[START Stored data]

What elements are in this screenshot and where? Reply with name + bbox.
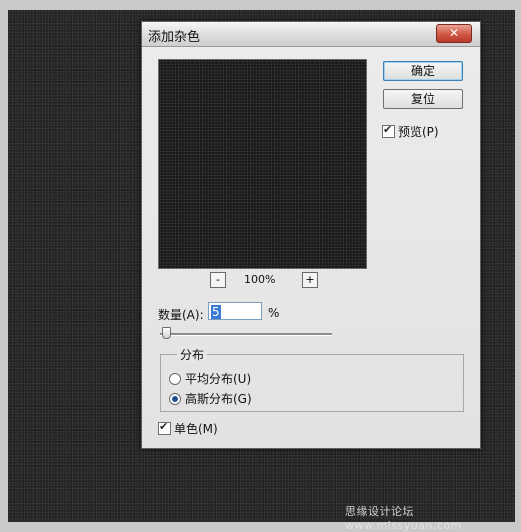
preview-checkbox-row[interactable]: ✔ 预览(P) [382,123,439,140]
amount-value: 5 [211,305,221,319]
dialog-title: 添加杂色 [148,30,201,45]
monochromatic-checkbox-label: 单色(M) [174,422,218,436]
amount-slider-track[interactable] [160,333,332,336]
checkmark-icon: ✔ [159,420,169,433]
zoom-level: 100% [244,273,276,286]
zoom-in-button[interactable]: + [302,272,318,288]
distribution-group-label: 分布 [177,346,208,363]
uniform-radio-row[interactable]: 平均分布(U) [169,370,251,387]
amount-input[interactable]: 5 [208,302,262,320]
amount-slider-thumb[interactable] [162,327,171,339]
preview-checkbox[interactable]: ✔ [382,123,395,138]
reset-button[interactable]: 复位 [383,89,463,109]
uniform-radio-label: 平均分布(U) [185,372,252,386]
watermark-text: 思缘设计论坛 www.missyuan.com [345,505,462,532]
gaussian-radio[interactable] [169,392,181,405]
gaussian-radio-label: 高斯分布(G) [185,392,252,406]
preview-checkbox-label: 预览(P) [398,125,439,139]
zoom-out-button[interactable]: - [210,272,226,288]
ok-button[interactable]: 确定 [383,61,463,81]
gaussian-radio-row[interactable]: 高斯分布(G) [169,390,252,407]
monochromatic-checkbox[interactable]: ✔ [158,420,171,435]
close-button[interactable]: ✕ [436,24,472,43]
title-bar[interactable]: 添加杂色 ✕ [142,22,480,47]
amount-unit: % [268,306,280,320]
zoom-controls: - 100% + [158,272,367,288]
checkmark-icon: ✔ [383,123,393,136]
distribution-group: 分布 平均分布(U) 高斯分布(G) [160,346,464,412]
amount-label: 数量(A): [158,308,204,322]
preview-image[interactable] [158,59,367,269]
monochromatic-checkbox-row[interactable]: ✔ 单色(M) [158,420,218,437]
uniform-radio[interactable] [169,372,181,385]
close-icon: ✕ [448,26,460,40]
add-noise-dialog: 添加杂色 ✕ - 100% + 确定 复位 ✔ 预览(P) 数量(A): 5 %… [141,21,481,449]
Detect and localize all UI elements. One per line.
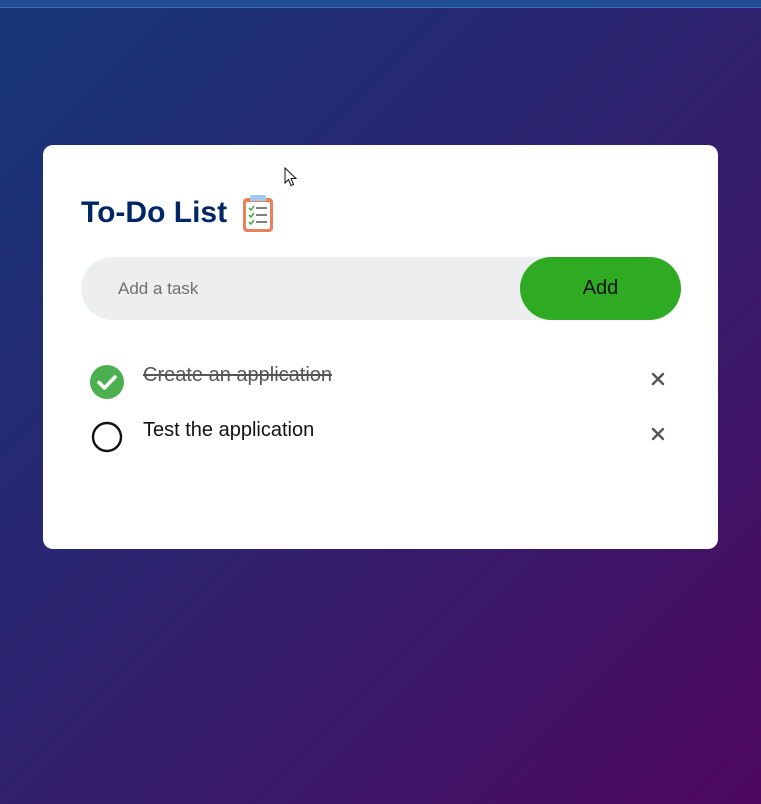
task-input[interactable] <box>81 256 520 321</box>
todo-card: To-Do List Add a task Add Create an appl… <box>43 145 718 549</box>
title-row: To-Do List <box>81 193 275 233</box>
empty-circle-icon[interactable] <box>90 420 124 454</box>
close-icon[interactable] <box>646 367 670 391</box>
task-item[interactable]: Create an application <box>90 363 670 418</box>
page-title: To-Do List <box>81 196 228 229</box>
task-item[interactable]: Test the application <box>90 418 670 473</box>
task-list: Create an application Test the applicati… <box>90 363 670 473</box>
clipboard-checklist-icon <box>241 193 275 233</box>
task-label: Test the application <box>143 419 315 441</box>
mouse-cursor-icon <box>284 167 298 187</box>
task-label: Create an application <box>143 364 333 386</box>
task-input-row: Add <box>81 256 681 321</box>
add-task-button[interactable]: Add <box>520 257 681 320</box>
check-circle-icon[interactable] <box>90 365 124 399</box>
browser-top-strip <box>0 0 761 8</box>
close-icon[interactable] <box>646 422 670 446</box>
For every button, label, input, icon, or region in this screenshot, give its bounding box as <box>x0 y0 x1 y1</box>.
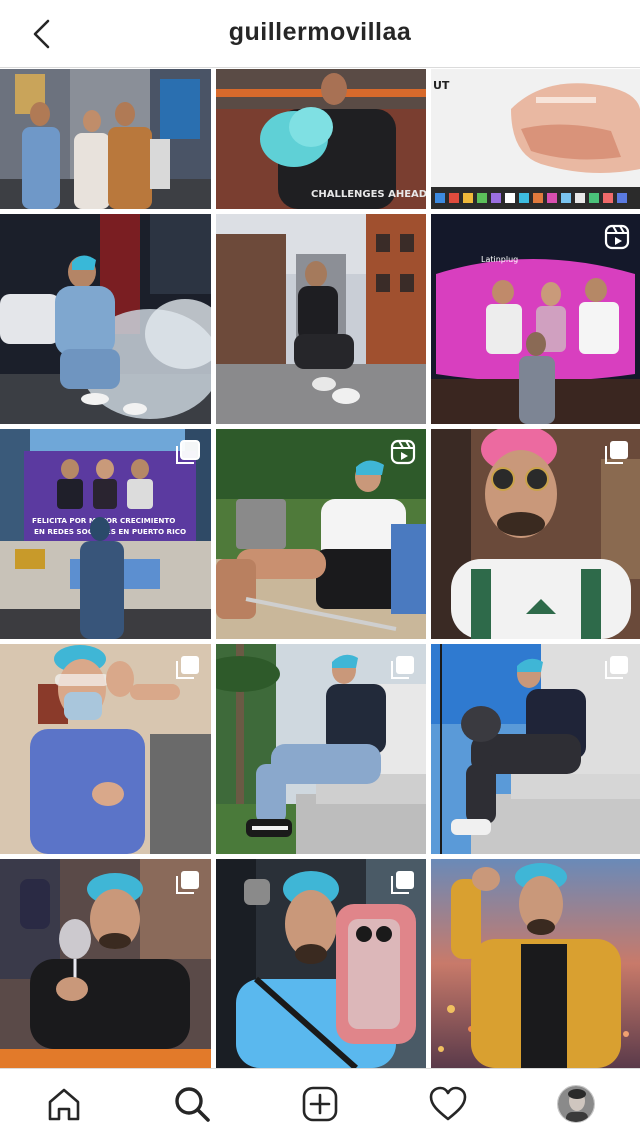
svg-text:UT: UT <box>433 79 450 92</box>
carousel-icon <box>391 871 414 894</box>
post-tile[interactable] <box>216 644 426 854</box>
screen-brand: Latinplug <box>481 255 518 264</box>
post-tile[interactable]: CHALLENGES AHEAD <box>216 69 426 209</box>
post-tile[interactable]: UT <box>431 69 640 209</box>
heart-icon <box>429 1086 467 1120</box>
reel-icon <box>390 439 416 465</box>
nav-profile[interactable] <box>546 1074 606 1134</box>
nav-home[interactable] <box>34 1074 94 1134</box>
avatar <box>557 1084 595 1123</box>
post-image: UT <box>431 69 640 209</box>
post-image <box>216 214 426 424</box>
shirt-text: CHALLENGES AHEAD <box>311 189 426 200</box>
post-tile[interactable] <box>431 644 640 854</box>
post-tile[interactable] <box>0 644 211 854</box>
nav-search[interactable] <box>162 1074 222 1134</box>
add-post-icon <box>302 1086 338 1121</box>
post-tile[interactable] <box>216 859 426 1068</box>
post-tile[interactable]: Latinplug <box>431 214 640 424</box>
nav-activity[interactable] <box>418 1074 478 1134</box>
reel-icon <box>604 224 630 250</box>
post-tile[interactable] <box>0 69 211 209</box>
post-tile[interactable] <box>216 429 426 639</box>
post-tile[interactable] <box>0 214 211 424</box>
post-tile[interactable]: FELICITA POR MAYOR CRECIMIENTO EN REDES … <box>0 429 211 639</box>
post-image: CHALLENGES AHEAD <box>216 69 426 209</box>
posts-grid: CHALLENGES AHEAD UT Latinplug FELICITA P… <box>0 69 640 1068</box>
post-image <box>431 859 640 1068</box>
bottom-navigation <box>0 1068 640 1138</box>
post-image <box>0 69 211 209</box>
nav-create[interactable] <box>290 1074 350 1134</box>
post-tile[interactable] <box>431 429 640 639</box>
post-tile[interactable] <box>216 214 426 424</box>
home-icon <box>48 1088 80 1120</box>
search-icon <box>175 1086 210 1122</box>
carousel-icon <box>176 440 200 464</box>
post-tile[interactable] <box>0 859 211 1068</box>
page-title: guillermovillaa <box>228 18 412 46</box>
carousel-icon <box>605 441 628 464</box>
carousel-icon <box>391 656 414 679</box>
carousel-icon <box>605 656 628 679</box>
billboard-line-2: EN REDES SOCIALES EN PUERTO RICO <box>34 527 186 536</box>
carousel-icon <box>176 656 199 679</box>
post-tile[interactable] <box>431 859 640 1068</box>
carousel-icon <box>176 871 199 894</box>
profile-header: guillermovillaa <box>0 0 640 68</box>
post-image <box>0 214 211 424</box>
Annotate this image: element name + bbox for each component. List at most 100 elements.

[END Stored data]

Reproduce every line of the data above verbatim, leaving out the pictures.

__Correct output__.
What elements are in this screenshot and where? Reply with name + bbox.
preview-checkbox-row[interactable]: ✔ 预览(P) [382,123,439,140]
amount-value: 5 [211,305,221,319]
dialog-title: 添加杂色 [148,30,201,45]
monochromatic-checkbox-label: 单色(M) [174,422,218,436]
amount-slider-track[interactable] [160,333,332,336]
checkmark-icon: ✔ [159,420,169,433]
zoom-level: 100% [244,273,276,286]
zoom-in-button[interactable]: + [302,272,318,288]
distribution-group-label: 分布 [177,346,208,363]
uniform-radio-row[interactable]: 平均分布(U) [169,370,251,387]
amount-input[interactable]: 5 [208,302,262,320]
amount-slider-thumb[interactable] [162,327,171,339]
preview-checkbox[interactable]: ✔ [382,123,395,138]
reset-button[interactable]: 复位 [383,89,463,109]
uniform-radio-label: 平均分布(U) [185,372,252,386]
watermark-text: 思缘设计论坛 www.missyuan.com [345,505,462,532]
gaussian-radio[interactable] [169,392,181,405]
gaussian-radio-label: 高斯分布(G) [185,392,252,406]
preview-checkbox-label: 预览(P) [398,125,439,139]
zoom-out-button[interactable]: - [210,272,226,288]
ok-button[interactable]: 确定 [383,61,463,81]
gaussian-radio-row[interactable]: 高斯分布(G) [169,390,252,407]
monochromatic-checkbox[interactable]: ✔ [158,420,171,435]
close-button[interactable]: ✕ [436,24,472,43]
title-bar[interactable]: 添加杂色 ✕ [142,22,480,47]
amount-unit: % [268,306,280,320]
zoom-controls: - 100% + [158,272,367,288]
checkmark-icon: ✔ [383,123,393,136]
distribution-group: 分布 平均分布(U) 高斯分布(G) [160,346,464,412]
amount-label: 数量(A): [158,308,204,322]
preview-image[interactable] [158,59,367,269]
monochromatic-checkbox-row[interactable]: ✔ 单色(M) [158,420,218,437]
uniform-radio[interactable] [169,372,181,385]
close-icon: ✕ [448,26,460,40]
add-noise-dialog: 添加杂色 ✕ - 100% + 确定 复位 ✔ 预览(P) 数量(A): 5 %… [141,21,481,449]
Detect and localize all UI elements. One per line.
task-input[interactable] <box>81 256 520 321</box>
todo-card: To-Do List Add a task Add Create an appl… <box>43 145 718 549</box>
title-row: To-Do List <box>81 193 275 233</box>
empty-circle-icon[interactable] <box>90 420 124 454</box>
close-icon[interactable] <box>646 367 670 391</box>
task-item[interactable]: Create an application <box>90 363 670 418</box>
page-title: To-Do List <box>81 196 228 229</box>
task-item[interactable]: Test the application <box>90 418 670 473</box>
task-list: Create an application Test the applicati… <box>90 363 670 473</box>
clipboard-checklist-icon <box>241 193 275 233</box>
task-label: Test the application <box>143 419 315 441</box>
mouse-cursor-icon <box>284 167 298 187</box>
task-label: Create an application <box>143 364 333 386</box>
task-input-row: Add <box>81 256 681 321</box>
add-task-button[interactable]: Add <box>520 257 681 320</box>
check-circle-icon[interactable] <box>90 365 124 399</box>
browser-top-strip <box>0 0 761 8</box>
close-icon[interactable] <box>646 422 670 446</box>
For every button, label, input, icon, or region in this screenshot, give its bounding box as <box>x0 y0 x1 y1</box>.
svg-text:UT: UT <box>433 79 450 92</box>
carousel-icon <box>391 871 414 894</box>
post-tile[interactable] <box>216 644 426 854</box>
screen-brand: Latinplug <box>481 255 518 264</box>
post-tile[interactable]: CHALLENGES AHEAD <box>216 69 426 209</box>
post-tile[interactable]: UT <box>431 69 640 209</box>
heart-icon <box>429 1086 467 1120</box>
reel-icon <box>390 439 416 465</box>
nav-profile[interactable] <box>546 1074 606 1134</box>
nav-home[interactable] <box>34 1074 94 1134</box>
avatar <box>557 1084 595 1123</box>
post-image: UT <box>431 69 640 209</box>
post-image <box>216 214 426 424</box>
shirt-text: CHALLENGES AHEAD <box>311 189 426 200</box>
post-tile[interactable] <box>431 644 640 854</box>
post-tile[interactable] <box>0 644 211 854</box>
nav-search[interactable] <box>162 1074 222 1134</box>
add-post-icon <box>302 1086 338 1121</box>
post-tile[interactable] <box>216 859 426 1068</box>
post-tile[interactable]: Latinplug <box>431 214 640 424</box>
nav-activity[interactable] <box>418 1074 478 1134</box>
reel-icon <box>604 224 630 250</box>
post-tile[interactable] <box>0 69 211 209</box>
post-tile[interactable] <box>216 429 426 639</box>
post-tile[interactable] <box>0 214 211 424</box>
post-tile[interactable]: FELICITA POR MAYOR CRECIMIENTO EN REDES … <box>0 429 211 639</box>
post-image: CHALLENGES AHEAD <box>216 69 426 209</box>
posts-grid: CHALLENGES AHEAD UT Latinplug FELICITA P… <box>0 69 640 1068</box>
post-image <box>431 859 640 1068</box>
bottom-navigation <box>0 1068 640 1138</box>
post-image <box>0 69 211 209</box>
nav-create[interactable] <box>290 1074 350 1134</box>
post-tile[interactable] <box>431 429 640 639</box>
post-tile[interactable] <box>216 214 426 424</box>
home-icon <box>48 1088 80 1120</box>
search-icon <box>175 1086 210 1122</box>
carousel-icon <box>176 440 200 464</box>
post-tile[interactable] <box>0 859 211 1068</box>
page-title: guillermovillaa <box>228 18 412 46</box>
carousel-icon <box>605 441 628 464</box>
carousel-icon <box>391 656 414 679</box>
carousel-icon <box>605 656 628 679</box>
billboard-line-2: EN REDES SOCIALES EN PUERTO RICO <box>34 527 186 536</box>
carousel-icon <box>176 656 199 679</box>
post-tile[interactable] <box>431 859 640 1068</box>
carousel-icon <box>176 871 199 894</box>
profile-header: guillermovillaa <box>0 0 640 68</box>
post-image <box>0 214 211 424</box>
Annotate this image: element name + bbox for each component. List at most 100 elements.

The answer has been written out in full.